- Listing -
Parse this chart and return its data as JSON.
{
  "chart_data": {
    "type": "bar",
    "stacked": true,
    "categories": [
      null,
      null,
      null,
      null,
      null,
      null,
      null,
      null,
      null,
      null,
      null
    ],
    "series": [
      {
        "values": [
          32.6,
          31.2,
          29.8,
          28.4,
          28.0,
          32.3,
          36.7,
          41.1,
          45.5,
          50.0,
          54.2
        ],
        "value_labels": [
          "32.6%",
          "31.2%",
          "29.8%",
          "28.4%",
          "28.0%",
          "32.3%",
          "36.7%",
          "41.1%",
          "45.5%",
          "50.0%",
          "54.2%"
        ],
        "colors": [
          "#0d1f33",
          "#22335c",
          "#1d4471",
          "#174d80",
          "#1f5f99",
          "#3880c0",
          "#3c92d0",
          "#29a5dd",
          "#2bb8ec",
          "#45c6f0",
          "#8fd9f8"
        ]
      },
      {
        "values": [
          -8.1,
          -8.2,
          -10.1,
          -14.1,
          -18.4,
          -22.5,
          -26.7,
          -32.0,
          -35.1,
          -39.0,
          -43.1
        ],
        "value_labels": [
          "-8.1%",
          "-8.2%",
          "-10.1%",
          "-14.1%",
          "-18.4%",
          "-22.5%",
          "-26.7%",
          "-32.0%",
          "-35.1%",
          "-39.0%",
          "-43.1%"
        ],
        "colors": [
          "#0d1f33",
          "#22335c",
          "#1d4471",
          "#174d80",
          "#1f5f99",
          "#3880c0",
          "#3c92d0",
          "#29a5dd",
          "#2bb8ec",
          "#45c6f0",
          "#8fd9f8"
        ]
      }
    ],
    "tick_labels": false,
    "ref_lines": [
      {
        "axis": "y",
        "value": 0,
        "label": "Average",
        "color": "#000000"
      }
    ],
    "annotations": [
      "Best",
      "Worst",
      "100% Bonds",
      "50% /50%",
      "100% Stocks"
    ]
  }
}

- Job -
Type out the full listing again, exactly as given.

- The answer -
Parse this chart and return its data as JSON.
{
  "chart_data": {
    "type": "bar",
    "stacked": true,
    "categories": [
      null,
      null,
      null,
      null,
      null,
      null,
      null,
      null,
      null,
      null,
      null
    ],
    "series": [
      {
        "values": [
          32.6,
          31.2,
          29.8,
          28.4,
          28.0,
          32.3,
          36.7,
          41.1,
          45.5,
          50.0,
          54.2
        ],
        "value_labels": [
          "32.6%",
          "31.2%",
          "29.8%",
          "28.4%",
          "28.0%",
          "32.3%",
          "36.7%",
          "41.1%",
          "45.5%",
          "50.0%",
          "54.2%"
        ],
        "colors": [
          "#0d1f33",
          "#22335c",
          "#1d4471",
          "#174d80",
          "#1f5f99",
          "#3880c0",
          "#3c92d0",
          "#29a5dd",
          "#2bb8ec",
          "#45c6f0",
          "#8fd9f8"
        ]
      },
      {
        "values": [
          -8.1,
          -8.2,
          -10.1,
          -14.1,
          -18.4,
          -22.5,
          -26.7,
          -32.0,
          -35.1,
          -39.0,
          -43.1
        ],
        "value_labels": [
          "-8.1%",
          "-8.2%",
          "-10.1%",
          "-14.1%",
          "-18.4%",
          "-22.5%",
          "-26.7%",
          "-32.0%",
          "-35.1%",
          "-39.0%",
          "-43.1%"
        ],
        "colors": [
          "#0d1f33",
          "#22335c",
          "#1d4471",
          "#174d80",
          "#1f5f99",
          "#3880c0",
          "#3c92d0",
          "#29a5dd",
          "#2bb8ec",
          "#45c6f0",
          "#8fd9f8"
        ]
      }
    ],
    "tick_labels": false,
    "ref_lines": [
      {
        "axis": "y",
        "value": 0,
        "label": "Average",
        "color": "#000000"
      }
    ],
    "annotations": [
      "Best",
      "Worst",
      "100% Bonds",
      "50% /50%",
      "100% Stocks"
    ]
  }
}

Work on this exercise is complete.